Begin Source document

As students fill the city’s schools again, after more than a year of remote instruction, educators have been working to revive the traditional classroom experience as best they can. However, one Lehman professor is urging pre-K-12 school leaders in urban areas to leave some of those traditions—namely those she argues fail to support Black and Latinx children’s education—behind.

In her new book, Radical Care (Teachers College Press, 2021), Rosa L. Rivera-McCutchen, an associate professor in the Leadership Studies Programs at Lehman, argues that while many well-meaning educators in schools that largely serve Black and Latinx children say they "care about students," too often, their classroom approach limits rather than empowers them. 

The same is true on a larger scale, she writes, with mainstream education reforms that embrace surface-level changes like school size but miss the bigger picture of how structural racism shapes the schooling experiences of Black and Latinx students. 

Rivera-McCutchen has devoted her 20-year career to improving urban school systems, first as a 9th-grade high school teacher in the Bronx and later as an education researcher. What's needed today, she said, is a reimagined and radical definition of "care."  

To that end, she offers a framework with five calls to action: adopting an antiracist stance, cultivating authentic relationships, believing in students' and teachers' capacity for excellence, leveraging power strategically, and embracing a spirit of radical hope. In practice, she said, that could include everything from performing equity audits to ensure that a school's curricula, discipline measures, and teacher assignments align with antiracist mores to working with staff to better appreciate the local community's history. 

Rivera-McCutchen is poised to discuss her book at several events this fall, including a talk hosted by Montclair University on Thursday, October 21, and another hosted by the Urban Education Ph.D. Program at the Graduate Center on Tuesday, Oct. 26. Here, we asked her a few questions about her research and how school leaders can better serve Black and Latinx students.

End Source document

Tasks to complete >>
a. According to the article on Radical Care, why does Rivera-McCutchen consider mainstream education reforms inadequate? Respond in one to three sentences.
b. Reproduce verbatim the stretch of the article on Radical Care from "As students fill" through "Latinx children’s education—behind.".

Begin Extracted records

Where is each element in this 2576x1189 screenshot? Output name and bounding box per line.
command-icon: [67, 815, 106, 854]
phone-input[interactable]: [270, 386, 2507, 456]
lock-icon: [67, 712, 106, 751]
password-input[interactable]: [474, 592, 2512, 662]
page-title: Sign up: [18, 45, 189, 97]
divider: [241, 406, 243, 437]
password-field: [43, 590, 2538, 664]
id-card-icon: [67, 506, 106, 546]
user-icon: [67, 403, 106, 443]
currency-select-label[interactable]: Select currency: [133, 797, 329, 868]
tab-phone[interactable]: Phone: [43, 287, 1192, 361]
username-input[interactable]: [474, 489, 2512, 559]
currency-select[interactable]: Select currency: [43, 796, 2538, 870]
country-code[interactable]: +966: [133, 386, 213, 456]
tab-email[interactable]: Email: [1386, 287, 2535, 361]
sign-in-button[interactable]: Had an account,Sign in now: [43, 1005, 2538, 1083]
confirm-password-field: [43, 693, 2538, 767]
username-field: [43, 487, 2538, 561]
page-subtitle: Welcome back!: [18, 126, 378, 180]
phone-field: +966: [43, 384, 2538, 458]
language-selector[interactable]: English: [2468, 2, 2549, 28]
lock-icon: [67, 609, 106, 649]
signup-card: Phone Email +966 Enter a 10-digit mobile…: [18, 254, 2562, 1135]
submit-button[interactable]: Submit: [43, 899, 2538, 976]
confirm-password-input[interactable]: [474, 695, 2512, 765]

End Extracted records

Set of answers >>
a. She holds that mainstream reforms embrace surface-level changes, such as school size, but miss the bigger picture of how structural racism shapes the schooling experiences of Black and Latinx students.

b.
As students fill the city’s schools again, after more than a year of remote instruction, educators have been working to revive the traditional classroom experience as best they can. However, one Lehman professor is urging pre-K-12 school leaders in urban areas to leave some of those traditions—namely those she argues fail to support Black and Latinx children’s education—behind.